*YOUR INSTRUCTIONS*: Using the listing below, copy every line that mentions "Cluster".

------ DATA PROVIDED

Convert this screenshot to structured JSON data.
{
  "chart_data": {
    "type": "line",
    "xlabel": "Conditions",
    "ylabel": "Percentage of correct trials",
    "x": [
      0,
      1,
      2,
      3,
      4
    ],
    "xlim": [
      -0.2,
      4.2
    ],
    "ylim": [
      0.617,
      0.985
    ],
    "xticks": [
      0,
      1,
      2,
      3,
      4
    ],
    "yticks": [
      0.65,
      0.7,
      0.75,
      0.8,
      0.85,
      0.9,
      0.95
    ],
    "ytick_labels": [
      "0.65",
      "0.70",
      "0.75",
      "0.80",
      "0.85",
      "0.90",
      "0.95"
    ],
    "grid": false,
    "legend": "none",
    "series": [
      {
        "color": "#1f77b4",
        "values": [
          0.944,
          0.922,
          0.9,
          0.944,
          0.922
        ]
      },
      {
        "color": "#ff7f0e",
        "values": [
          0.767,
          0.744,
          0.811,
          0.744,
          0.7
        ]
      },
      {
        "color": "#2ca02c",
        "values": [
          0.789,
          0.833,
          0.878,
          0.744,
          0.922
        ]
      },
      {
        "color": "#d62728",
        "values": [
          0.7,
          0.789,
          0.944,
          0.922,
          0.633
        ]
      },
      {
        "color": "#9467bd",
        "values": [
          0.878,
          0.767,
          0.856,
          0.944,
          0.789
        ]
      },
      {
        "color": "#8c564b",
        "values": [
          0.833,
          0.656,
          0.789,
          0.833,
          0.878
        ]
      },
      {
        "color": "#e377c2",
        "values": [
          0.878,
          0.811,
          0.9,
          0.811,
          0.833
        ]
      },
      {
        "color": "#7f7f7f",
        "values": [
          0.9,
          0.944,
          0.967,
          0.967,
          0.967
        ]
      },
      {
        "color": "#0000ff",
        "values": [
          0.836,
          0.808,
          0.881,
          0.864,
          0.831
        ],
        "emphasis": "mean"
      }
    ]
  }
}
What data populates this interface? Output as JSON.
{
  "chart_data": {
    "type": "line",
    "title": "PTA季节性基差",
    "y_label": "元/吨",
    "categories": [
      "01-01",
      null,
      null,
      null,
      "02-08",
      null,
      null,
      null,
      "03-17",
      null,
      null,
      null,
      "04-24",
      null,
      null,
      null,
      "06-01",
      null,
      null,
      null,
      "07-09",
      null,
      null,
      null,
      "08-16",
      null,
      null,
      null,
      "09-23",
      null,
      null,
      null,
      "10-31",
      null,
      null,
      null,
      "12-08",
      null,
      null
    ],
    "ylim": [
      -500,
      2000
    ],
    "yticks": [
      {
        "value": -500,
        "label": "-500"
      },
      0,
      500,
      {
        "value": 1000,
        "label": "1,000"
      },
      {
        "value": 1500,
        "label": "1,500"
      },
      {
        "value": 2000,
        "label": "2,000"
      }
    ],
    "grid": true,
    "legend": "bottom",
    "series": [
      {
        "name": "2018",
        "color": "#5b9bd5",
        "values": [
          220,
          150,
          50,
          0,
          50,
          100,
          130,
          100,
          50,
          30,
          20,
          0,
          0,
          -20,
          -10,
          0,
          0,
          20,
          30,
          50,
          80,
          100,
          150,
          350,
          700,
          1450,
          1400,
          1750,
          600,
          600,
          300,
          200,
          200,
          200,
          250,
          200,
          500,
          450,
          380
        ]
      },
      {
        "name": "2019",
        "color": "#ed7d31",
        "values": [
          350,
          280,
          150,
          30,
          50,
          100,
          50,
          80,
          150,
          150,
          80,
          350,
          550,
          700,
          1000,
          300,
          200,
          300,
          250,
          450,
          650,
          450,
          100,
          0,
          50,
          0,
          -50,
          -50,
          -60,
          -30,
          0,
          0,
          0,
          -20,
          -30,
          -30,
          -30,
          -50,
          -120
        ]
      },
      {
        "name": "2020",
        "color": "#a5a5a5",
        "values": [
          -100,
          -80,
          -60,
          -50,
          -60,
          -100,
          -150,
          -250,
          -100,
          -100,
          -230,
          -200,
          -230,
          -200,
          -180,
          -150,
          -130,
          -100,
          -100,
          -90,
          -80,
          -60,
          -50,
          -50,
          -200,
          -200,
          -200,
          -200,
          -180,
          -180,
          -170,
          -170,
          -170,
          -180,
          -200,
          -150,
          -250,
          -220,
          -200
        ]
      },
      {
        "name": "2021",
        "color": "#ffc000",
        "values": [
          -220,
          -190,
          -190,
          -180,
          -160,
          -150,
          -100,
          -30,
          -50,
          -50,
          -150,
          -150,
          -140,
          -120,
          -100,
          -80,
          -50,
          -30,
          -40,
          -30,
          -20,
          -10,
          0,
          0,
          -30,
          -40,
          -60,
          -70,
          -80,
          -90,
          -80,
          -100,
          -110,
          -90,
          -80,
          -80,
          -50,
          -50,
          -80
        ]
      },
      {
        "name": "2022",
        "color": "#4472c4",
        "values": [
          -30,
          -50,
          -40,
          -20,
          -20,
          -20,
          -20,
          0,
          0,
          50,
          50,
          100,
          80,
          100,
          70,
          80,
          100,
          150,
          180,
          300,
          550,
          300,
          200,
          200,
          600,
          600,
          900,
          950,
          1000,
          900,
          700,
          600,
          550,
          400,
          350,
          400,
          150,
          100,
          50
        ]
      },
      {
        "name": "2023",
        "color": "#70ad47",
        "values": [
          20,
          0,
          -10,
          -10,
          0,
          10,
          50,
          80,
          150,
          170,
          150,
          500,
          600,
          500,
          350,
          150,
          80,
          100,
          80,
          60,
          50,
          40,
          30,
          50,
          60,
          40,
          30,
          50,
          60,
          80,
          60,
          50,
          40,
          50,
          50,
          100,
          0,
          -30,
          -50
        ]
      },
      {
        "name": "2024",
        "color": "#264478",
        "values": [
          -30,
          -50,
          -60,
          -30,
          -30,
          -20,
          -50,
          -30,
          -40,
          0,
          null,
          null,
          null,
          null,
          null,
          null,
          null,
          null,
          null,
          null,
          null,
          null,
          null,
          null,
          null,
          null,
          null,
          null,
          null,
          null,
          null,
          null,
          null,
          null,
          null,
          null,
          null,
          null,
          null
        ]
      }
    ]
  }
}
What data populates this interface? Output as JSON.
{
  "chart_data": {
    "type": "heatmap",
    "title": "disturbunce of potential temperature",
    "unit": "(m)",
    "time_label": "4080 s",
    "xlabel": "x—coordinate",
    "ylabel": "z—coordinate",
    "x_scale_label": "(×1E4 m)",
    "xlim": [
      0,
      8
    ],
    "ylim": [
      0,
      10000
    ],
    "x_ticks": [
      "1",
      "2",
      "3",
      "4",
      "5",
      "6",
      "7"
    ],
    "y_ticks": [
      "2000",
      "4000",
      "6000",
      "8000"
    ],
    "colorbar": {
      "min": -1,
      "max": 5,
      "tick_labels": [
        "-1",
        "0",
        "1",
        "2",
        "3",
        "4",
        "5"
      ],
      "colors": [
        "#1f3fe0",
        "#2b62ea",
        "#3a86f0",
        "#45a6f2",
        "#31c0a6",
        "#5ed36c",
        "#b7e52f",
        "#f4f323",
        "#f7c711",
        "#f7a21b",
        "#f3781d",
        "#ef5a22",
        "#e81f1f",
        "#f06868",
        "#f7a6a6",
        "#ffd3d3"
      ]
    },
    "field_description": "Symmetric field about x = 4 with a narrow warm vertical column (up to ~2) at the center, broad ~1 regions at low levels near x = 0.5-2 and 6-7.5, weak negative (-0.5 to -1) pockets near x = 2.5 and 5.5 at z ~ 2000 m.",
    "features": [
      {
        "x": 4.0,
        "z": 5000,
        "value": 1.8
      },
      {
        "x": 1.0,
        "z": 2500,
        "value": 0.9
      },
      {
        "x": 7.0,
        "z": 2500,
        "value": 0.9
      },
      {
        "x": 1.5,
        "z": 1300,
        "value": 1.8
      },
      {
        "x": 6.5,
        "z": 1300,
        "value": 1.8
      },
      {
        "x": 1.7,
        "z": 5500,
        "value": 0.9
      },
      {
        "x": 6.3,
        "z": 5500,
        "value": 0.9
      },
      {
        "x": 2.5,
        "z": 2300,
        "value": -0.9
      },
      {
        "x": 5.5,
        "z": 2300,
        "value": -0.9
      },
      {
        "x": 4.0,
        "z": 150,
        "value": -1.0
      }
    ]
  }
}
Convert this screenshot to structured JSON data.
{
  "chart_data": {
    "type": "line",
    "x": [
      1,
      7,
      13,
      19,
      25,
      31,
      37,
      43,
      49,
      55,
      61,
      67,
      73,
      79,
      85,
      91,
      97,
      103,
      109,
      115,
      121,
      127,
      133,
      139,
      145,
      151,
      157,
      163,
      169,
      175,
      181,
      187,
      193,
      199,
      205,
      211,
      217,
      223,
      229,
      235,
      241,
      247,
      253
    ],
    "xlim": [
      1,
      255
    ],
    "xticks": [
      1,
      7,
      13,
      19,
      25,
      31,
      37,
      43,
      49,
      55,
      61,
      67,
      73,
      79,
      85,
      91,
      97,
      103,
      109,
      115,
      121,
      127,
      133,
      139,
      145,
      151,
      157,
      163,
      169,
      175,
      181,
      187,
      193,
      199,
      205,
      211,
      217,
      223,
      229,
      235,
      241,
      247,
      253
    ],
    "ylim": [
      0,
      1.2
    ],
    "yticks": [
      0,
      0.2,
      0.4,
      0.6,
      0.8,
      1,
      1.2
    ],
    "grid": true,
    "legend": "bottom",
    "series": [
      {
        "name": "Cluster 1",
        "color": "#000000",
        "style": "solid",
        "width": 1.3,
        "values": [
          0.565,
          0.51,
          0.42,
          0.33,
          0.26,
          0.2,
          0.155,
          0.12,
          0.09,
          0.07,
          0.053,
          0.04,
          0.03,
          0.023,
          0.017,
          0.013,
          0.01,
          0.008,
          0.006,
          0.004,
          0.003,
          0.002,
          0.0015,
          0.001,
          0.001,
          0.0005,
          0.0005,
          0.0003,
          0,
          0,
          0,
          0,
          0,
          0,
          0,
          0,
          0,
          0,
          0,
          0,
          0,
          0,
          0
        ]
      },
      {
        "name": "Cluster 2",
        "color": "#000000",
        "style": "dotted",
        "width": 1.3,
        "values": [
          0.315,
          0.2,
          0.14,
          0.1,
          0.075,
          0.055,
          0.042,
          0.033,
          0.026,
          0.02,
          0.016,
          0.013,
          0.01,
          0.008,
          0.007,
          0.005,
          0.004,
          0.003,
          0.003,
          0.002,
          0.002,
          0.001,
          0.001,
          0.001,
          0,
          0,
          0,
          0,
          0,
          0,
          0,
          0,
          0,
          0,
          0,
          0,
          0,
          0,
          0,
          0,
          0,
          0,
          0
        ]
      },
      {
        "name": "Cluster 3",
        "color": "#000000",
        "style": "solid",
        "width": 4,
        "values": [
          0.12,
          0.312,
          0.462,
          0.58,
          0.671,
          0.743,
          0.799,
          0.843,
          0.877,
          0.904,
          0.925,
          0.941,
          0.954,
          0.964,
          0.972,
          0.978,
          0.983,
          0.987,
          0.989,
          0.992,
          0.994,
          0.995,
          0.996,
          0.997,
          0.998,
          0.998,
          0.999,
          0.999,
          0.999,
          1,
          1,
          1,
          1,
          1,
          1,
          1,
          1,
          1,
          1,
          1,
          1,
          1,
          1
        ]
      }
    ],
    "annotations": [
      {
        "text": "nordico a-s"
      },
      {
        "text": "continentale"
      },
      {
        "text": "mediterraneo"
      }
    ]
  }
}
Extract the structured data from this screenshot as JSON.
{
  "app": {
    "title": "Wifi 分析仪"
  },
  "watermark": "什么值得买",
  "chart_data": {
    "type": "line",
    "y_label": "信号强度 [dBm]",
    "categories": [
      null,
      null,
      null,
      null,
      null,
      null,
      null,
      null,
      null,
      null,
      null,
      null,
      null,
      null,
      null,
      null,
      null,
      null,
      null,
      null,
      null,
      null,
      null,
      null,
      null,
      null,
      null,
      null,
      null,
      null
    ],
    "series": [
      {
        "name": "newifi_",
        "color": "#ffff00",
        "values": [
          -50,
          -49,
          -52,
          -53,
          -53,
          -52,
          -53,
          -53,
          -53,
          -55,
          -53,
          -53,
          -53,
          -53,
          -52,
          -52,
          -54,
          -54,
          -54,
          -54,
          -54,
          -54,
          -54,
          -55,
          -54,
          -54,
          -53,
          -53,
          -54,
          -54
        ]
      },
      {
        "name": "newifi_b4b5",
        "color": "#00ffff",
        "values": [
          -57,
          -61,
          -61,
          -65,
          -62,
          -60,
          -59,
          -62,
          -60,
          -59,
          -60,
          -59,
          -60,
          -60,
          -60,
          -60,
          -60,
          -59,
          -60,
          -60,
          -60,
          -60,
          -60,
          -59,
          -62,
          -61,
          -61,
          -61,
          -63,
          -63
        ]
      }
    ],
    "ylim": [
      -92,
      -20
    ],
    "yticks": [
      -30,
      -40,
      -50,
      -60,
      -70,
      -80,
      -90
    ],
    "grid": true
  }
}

------------

*WORKED ANSWER*:
        "name": "Cluster 1",
        "name": "Cluster 2",
        "name": "Cluster 3",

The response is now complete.